** Begin Record set **
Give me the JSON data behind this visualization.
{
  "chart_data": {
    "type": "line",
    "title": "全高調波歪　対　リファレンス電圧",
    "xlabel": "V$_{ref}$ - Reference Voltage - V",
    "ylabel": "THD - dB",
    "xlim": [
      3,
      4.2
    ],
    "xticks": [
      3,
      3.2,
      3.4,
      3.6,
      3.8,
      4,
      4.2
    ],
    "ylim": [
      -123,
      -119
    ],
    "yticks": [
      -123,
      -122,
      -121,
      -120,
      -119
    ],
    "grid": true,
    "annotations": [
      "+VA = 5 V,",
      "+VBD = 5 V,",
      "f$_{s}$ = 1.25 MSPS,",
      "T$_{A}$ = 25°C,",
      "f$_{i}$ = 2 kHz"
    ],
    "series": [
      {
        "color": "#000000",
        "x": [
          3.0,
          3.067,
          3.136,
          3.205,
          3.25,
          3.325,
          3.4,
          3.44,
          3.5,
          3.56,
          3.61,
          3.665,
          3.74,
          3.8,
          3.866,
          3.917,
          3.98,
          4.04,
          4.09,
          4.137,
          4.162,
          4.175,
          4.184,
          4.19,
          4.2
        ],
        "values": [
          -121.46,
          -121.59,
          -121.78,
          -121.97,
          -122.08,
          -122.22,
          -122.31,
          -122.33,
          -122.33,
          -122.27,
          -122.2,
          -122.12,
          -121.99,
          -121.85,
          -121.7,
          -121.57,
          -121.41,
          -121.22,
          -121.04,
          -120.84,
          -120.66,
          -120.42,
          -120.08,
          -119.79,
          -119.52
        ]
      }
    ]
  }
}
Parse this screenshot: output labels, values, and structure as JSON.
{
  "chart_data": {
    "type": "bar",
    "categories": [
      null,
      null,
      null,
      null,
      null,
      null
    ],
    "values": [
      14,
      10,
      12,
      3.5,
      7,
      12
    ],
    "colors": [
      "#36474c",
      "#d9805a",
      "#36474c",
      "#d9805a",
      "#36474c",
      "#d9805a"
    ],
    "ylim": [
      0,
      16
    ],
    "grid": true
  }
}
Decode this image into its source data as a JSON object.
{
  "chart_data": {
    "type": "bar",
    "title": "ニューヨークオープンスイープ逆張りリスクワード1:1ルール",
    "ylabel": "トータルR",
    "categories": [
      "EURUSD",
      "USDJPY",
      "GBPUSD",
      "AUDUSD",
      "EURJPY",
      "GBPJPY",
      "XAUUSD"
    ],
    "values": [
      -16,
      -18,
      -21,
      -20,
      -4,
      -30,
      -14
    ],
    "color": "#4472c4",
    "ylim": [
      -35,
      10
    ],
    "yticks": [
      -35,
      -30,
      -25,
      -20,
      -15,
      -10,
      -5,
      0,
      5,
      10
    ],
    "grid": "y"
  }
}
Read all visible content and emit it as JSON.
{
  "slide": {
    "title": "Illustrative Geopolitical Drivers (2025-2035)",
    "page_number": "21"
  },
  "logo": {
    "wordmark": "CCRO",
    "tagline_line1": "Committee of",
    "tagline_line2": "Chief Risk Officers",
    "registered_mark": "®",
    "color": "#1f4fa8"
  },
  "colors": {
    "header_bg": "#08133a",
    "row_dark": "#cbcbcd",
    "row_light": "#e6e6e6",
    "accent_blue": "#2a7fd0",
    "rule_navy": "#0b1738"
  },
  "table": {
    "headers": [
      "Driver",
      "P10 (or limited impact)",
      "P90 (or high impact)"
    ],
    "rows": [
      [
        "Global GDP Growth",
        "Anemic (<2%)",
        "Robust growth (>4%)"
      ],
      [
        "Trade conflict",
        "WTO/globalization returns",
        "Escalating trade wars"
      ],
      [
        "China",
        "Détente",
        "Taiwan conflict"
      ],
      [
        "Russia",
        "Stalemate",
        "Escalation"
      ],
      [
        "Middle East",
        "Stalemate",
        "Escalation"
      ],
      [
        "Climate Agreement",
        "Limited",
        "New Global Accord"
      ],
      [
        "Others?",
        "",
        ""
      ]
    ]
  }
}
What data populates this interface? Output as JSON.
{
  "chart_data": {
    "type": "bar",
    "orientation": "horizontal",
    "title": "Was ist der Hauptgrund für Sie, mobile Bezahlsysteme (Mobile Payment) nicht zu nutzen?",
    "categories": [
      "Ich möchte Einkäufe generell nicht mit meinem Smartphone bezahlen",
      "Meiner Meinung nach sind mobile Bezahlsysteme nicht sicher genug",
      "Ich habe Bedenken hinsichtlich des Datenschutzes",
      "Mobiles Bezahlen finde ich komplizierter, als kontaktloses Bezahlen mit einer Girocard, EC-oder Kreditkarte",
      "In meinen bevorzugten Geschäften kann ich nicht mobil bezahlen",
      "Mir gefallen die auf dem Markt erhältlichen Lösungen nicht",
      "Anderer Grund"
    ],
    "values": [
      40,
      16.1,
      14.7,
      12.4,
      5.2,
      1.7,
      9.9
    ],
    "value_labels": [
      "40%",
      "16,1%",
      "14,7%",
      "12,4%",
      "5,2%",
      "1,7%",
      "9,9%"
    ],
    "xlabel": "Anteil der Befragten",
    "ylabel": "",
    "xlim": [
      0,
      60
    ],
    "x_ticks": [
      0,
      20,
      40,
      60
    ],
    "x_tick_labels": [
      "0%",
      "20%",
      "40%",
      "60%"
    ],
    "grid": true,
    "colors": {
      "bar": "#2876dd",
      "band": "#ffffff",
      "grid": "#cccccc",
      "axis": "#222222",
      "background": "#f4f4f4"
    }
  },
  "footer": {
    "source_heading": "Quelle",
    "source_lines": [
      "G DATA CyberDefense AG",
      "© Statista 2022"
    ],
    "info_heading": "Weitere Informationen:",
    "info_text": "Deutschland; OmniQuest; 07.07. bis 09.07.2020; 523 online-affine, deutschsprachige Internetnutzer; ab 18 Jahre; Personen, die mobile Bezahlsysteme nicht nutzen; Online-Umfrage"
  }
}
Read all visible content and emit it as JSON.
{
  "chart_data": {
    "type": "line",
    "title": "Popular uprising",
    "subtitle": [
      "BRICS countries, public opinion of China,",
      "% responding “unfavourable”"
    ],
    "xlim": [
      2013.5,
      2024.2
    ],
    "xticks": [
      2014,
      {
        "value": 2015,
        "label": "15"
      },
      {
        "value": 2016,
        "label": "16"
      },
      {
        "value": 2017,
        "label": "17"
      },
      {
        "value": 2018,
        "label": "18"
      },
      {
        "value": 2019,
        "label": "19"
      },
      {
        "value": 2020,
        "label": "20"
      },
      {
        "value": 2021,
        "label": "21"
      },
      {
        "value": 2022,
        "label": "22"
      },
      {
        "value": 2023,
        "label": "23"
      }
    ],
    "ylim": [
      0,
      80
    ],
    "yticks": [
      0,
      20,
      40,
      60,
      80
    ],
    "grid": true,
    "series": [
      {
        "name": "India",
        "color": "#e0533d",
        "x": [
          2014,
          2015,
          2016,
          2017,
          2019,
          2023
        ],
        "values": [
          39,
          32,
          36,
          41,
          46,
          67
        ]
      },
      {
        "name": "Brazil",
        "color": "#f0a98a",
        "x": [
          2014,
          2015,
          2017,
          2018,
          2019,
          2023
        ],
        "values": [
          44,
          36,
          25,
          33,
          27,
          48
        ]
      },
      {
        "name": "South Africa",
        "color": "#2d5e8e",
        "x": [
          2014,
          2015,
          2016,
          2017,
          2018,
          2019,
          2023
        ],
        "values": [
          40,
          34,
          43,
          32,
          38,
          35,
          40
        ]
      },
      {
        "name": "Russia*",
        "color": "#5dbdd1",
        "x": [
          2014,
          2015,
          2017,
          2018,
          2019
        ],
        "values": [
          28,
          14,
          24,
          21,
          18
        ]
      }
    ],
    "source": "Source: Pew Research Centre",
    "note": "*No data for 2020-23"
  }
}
** End Record set **
**Aim:**
Without leaving anything out, give the entries again exactly.

**Response to this task:**
Give me the JSON data behind this visualization.
{
  "chart_data": {
    "type": "line",
    "title": "全高調波歪　対　リファレンス電圧",
    "xlabel": "V$_{ref}$ - Reference Voltage - V",
    "ylabel": "THD - dB",
    "xlim": [
      3,
      4.2
    ],
    "xticks": [
      3,
      3.2,
      3.4,
      3.6,
      3.8,
      4,
      4.2
    ],
    "ylim": [
      -123,
      -119
    ],
    "yticks": [
      -123,
      -122,
      -121,
      -120,
      -119
    ],
    "grid": true,
    "annotations": [
      "+VA = 5 V,",
      "+VBD = 5 V,",
      "f$_{s}$ = 1.25 MSPS,",
      "T$_{A}$ = 25°C,",
      "f$_{i}$ = 2 kHz"
    ],
    "series": [
      {
        "color": "#000000",
        "x": [
          3.0,
          3.067,
          3.136,
          3.205,
          3.25,
          3.325,
          3.4,
          3.44,
          3.5,
          3.56,
          3.61,
          3.665,
          3.74,
          3.8,
          3.866,
          3.917,
          3.98,
          4.04,
          4.09,
          4.137,
          4.162,
          4.175,
          4.184,
          4.19,
          4.2
        ],
        "values": [
          -121.46,
          -121.59,
          -121.78,
          -121.97,
          -122.08,
          -122.22,
          -122.31,
          -122.33,
          -122.33,
          -122.27,
          -122.2,
          -122.12,
          -121.99,
          -121.85,
          -121.7,
          -121.57,
          -121.41,
          -121.22,
          -121.04,
          -120.84,
          -120.66,
          -120.42,
          -120.08,
          -119.79,
          -119.52
        ]
      }
    ]
  }
}
Parse this screenshot: output labels, values, and structure as JSON.
{
  "chart_data": {
    "type": "bar",
    "categories": [
      null,
      null,
      null,
      null,
      null,
      null
    ],
    "values": [
      14,
      10,
      12,
      3.5,
      7,
      12
    ],
    "colors": [
      "#36474c",
      "#d9805a",
      "#36474c",
      "#d9805a",
      "#36474c",
      "#d9805a"
    ],
    "ylim": [
      0,
      16
    ],
    "grid": true
  }
}
Decode this image into its source data as a JSON object.
{
  "chart_data": {
    "type": "bar",
    "title": "ニューヨークオープンスイープ逆張りリスクワード1:1ルール",
    "ylabel": "トータルR",
    "categories": [
      "EURUSD",
      "USDJPY",
      "GBPUSD",
      "AUDUSD",
      "EURJPY",
      "GBPJPY",
      "XAUUSD"
    ],
    "values": [
      -16,
      -18,
      -21,
      -20,
      -4,
      -30,
      -14
    ],
    "color": "#4472c4",
    "ylim": [
      -35,
      10
    ],
    "yticks": [
      -35,
      -30,
      -25,
      -20,
      -15,
      -10,
      -5,
      0,
      5,
      10
    ],
    "grid": "y"
  }
}
Read all visible content and emit it as JSON.
{
  "slide": {
    "title": "Illustrative Geopolitical Drivers (2025-2035)",
    "page_number": "21"
  },
  "logo": {
    "wordmark": "CCRO",
    "tagline_line1": "Committee of",
    "tagline_line2": "Chief Risk Officers",
    "registered_mark": "®",
    "color": "#1f4fa8"
  },
  "colors": {
    "header_bg": "#08133a",
    "row_dark": "#cbcbcd",
    "row_light": "#e6e6e6",
    "accent_blue": "#2a7fd0",
    "rule_navy": "#0b1738"
  },
  "table": {
    "headers": [
      "Driver",
      "P10 (or limited impact)",
      "P90 (or high impact)"
    ],
    "rows": [
      [
        "Global GDP Growth",
        "Anemic (<2%)",
        "Robust growth (>4%)"
      ],
      [
        "Trade conflict",
        "WTO/globalization returns",
        "Escalating trade wars"
      ],
      [
        "China",
        "Détente",
        "Taiwan conflict"
      ],
      [
        "Russia",
        "Stalemate",
        "Escalation"
      ],
      [
        "Middle East",
        "Stalemate",
        "Escalation"
      ],
      [
        "Climate Agreement",
        "Limited",
        "New Global Accord"
      ],
      [
        "Others?",
        "",
        ""
      ]
    ]
  }
}
What data populates this interface? Output as JSON.
{
  "chart_data": {
    "type": "bar",
    "orientation": "horizontal",
    "title": "Was ist der Hauptgrund für Sie, mobile Bezahlsysteme (Mobile Payment) nicht zu nutzen?",
    "categories": [
      "Ich möchte Einkäufe generell nicht mit meinem Smartphone bezahlen",
      "Meiner Meinung nach sind mobile Bezahlsysteme nicht sicher genug",
      "Ich habe Bedenken hinsichtlich des Datenschutzes",
      "Mobiles Bezahlen finde ich komplizierter, als kontaktloses Bezahlen mit einer Girocard, EC-oder Kreditkarte",
      "In meinen bevorzugten Geschäften kann ich nicht mobil bezahlen",
      "Mir gefallen die auf dem Markt erhältlichen Lösungen nicht",
      "Anderer Grund"
    ],
    "values": [
      40,
      16.1,
      14.7,
      12.4,
      5.2,
      1.7,
      9.9
    ],
    "value_labels": [
      "40%",
      "16,1%",
      "14,7%",
      "12,4%",
      "5,2%",
      "1,7%",
      "9,9%"
    ],
    "xlabel": "Anteil der Befragten",
    "ylabel": "",
    "xlim": [
      0,
      60
    ],
    "x_ticks": [
      0,
      20,
      40,
      60
    ],
    "x_tick_labels": [
      "0%",
      "20%",
      "40%",
      "60%"
    ],
    "grid": true,
    "colors": {
      "bar": "#2876dd",
      "band": "#ffffff",
      "grid": "#cccccc",
      "axis": "#222222",
      "background": "#f4f4f4"
    }
  },
  "footer": {
    "source_heading": "Quelle",
    "source_lines": [
      "G DATA CyberDefense AG",
      "© Statista 2022"
    ],
    "info_heading": "Weitere Informationen:",
    "info_text": "Deutschland; OmniQuest; 07.07. bis 09.07.2020; 523 online-affine, deutschsprachige Internetnutzer; ab 18 Jahre; Personen, die mobile Bezahlsysteme nicht nutzen; Online-Umfrage"
  }
}
Read all visible content and emit it as JSON.
{
  "chart_data": {
    "type": "line",
    "title": "Popular uprising",
    "subtitle": [
      "BRICS countries, public opinion of China,",
      "% responding “unfavourable”"
    ],
    "xlim": [
      2013.5,
      2024.2
    ],
    "xticks": [
      2014,
      {
        "value": 2015,
        "label": "15"
      },
      {
        "value": 2016,
        "label": "16"
      },
      {
        "value": 2017,
        "label": "17"
      },
      {
        "value": 2018,
        "label": "18"
      },
      {
        "value": 2019,
        "label": "19"
      },
      {
        "value": 2020,
        "label": "20"
      },
      {
        "value": 2021,
        "label": "21"
      },
      {
        "value": 2022,
        "label": "22"
      },
      {
        "value": 2023,
        "label": "23"
      }
    ],
    "ylim": [
      0,
      80
    ],
    "yticks": [
      0,
      20,
      40,
      60,
      80
    ],
    "grid": true,
    "series": [
      {
        "name": "India",
        "color": "#e0533d",
        "x": [
          2014,
          2015,
          2016,
          2017,
          2019,
          2023
        ],
        "values": [
          39,
          32,
          36,
          41,
          46,
          67
        ]
      },
      {
        "name": "Brazil",
        "color": "#f0a98a",
        "x": [
          2014,
          2015,
          2017,
          2018,
          2019,
          2023
        ],
        "values": [
          44,
          36,
          25,
          33,
          27,
          48
        ]
      },
      {
        "name": "South Africa",
        "color": "#2d5e8e",
        "x": [
          2014,
          2015,
          2016,
          2017,
          2018,
          2019,
          2023
        ],
        "values": [
          40,
          34,
          43,
          32,
          38,
          35,
          40
        ]
      },
      {
        "name": "Russia*",
        "color": "#5dbdd1",
        "x": [
          2014,
          2015,
          2017,
          2018,
          2019
        ],
        "values": [
          28,
          14,
          24,
          21,
          18
        ]
      }
    ],
    "source": "Source: Pew Research Centre",
    "note": "*No data for 2020-23"
  }
}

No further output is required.